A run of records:
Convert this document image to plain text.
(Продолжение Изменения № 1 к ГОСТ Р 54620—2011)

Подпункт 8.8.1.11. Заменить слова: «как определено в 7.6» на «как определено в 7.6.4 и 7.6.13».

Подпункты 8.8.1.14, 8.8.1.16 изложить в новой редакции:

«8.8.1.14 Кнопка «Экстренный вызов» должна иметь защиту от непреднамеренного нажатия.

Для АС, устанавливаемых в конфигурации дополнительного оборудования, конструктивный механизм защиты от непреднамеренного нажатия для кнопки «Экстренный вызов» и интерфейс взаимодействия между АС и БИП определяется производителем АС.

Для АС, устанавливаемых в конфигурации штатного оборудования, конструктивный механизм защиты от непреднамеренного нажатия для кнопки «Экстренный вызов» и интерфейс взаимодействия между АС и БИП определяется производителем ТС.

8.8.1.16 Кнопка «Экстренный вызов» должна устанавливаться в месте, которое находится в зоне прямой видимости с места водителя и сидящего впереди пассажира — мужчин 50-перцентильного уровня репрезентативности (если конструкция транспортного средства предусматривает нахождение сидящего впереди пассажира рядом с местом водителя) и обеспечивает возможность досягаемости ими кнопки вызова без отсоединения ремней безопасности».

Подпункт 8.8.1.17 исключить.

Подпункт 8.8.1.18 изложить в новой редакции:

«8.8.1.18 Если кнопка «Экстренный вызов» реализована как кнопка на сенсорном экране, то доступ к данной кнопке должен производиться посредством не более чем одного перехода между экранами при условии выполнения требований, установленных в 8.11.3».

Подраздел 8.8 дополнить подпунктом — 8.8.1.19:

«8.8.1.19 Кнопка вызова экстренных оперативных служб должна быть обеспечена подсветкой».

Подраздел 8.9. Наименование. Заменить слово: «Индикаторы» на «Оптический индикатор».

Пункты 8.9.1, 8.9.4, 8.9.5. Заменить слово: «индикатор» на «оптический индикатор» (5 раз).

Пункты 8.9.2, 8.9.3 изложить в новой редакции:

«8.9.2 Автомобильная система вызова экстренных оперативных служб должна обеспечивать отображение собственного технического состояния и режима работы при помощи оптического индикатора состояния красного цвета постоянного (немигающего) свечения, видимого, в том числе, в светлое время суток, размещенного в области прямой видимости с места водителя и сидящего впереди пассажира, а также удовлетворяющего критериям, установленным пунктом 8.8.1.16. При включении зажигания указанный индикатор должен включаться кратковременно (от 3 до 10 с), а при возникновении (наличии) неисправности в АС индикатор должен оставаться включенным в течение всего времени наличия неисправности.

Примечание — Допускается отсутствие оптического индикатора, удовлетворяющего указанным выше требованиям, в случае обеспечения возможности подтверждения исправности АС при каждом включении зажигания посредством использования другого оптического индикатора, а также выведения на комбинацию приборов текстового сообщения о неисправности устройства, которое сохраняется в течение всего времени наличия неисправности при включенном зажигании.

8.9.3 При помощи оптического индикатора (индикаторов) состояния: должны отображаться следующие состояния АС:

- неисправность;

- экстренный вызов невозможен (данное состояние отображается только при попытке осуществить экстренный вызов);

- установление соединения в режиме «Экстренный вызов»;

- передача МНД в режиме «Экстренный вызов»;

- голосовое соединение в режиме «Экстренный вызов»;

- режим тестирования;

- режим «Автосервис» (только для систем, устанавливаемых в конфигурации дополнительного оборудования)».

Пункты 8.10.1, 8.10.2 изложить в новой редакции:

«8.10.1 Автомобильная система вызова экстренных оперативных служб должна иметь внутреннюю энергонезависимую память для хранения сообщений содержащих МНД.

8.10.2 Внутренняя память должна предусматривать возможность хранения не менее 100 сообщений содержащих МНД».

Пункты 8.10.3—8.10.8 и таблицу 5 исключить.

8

Work to do — Return all of the entries word for word.

Final answer —
Convert this document image to plain text.
(Продолжение Изменения № 1 к ГОСТ Р 54620—2011)

Подпункт 8.8.1.11. Заменить слова: «как определено в 7.6» на «как определено в 7.6.4 и 7.6.13».

Подпункты 8.8.1.14, 8.8.1.16 изложить в новой редакции:

«8.8.1.14 Кнопка «Экстренный вызов» должна иметь защиту от непреднамеренного нажатия.

Для АС, устанавливаемых в конфигурации дополнительного оборудования, конструктивный механизм защиты от непреднамеренного нажатия для кнопки «Экстренный вызов» и интерфейс взаимодействия между АС и БИП определяется производителем АС.

Для АС, устанавливаемых в конфигурации штатного оборудования, конструктивный механизм защиты от непреднамеренного нажатия для кнопки «Экстренный вызов» и интерфейс взаимодействия между АС и БИП определяется производителем ТС.

8.8.1.16 Кнопка «Экстренный вызов» должна устанавливаться в месте, которое находится в зоне прямой видимости с места водителя и сидящего впереди пассажира — мужчин 50-перцентильного уровня репрезентативности (если конструкция транспортного средства предусматривает нахождение сидящего впереди пассажира рядом с местом водителя) и обеспечивает возможность досягаемости ими кнопки вызова без отсоединения ремней безопасности».

Подпункт 8.8.1.17 исключить.

Подпункт 8.8.1.18 изложить в новой редакции:

«8.8.1.18 Если кнопка «Экстренный вызов» реализована как кнопка на сенсорном экране, то доступ к данной кнопке должен производиться посредством не более чем одного перехода между экранами при условии выполнения требований, установленных в 8.11.3».

Подраздел 8.8 дополнить подпунктом — 8.8.1.19:

«8.8.1.19 Кнопка вызова экстренных оперативных служб должна быть обеспечена подсветкой».

Подраздел 8.9. Наименование. Заменить слово: «Индикаторы» на «Оптический индикатор».

Пункты 8.9.1, 8.9.4, 8.9.5. Заменить слово: «индикатор» на «оптический индикатор» (5 раз).

Пункты 8.9.2, 8.9.3 изложить в новой редакции:

«8.9.2 Автомобильная система вызова экстренных оперативных служб должна обеспечивать отображение собственного технического состояния и режима работы при помощи оптического индикатора состояния красного цвета постоянного (немигающего) свечения, видимого, в том числе, в светлое время суток, размещенного в области прямой видимости с места водителя и сидящего впереди пассажира, а также удовлетворяющего критериям, установленным пунктом 8.8.1.16. При включении зажигания указанный индикатор должен включаться кратковременно (от 3 до 10 с), а при возникновении (наличии) неисправности в АС индикатор должен оставаться включенным в течение всего времени наличия неисправности.

Примечание — Допускается отсутствие оптического индикатора, удовлетворяющего указанным выше требованиям, в случае обеспечения возможности подтверждения исправности АС при каждом включении зажигания посредством использования другого оптического индикатора, а также выведения на комбинацию приборов текстового сообщения о неисправности устройства, которое сохраняется в течение всего времени наличия неисправности при включенном зажигании.

8.9.3 При помощи оптического индикатора (индикаторов) состояния: должны отображаться следующие состояния АС:

- неисправность;

- экстренный вызов невозможен (данное состояние отображается только при попытке осуществить экстренный вызов);

- установление соединения в режиме «Экстренный вызов»;

- передача МНД в режиме «Экстренный вызов»;

- голосовое соединение в режиме «Экстренный вызов»;

- режим тестирования;

- режим «Автосервис» (только для систем, устанавливаемых в конфигурации дополнительного оборудования)».

Пункты 8.10.1, 8.10.2 изложить в новой редакции:

«8.10.1 Автомобильная система вызова экстренных оперативных служб должна иметь внутреннюю энергонезависимую память для хранения сообщений содержащих МНД.

8.10.2 Внутренняя память должна предусматривать возможность хранения не менее 100 сообщений содержащих МНД».

Пункты 8.10.3—8.10.8 и таблицу 5 исключить.

8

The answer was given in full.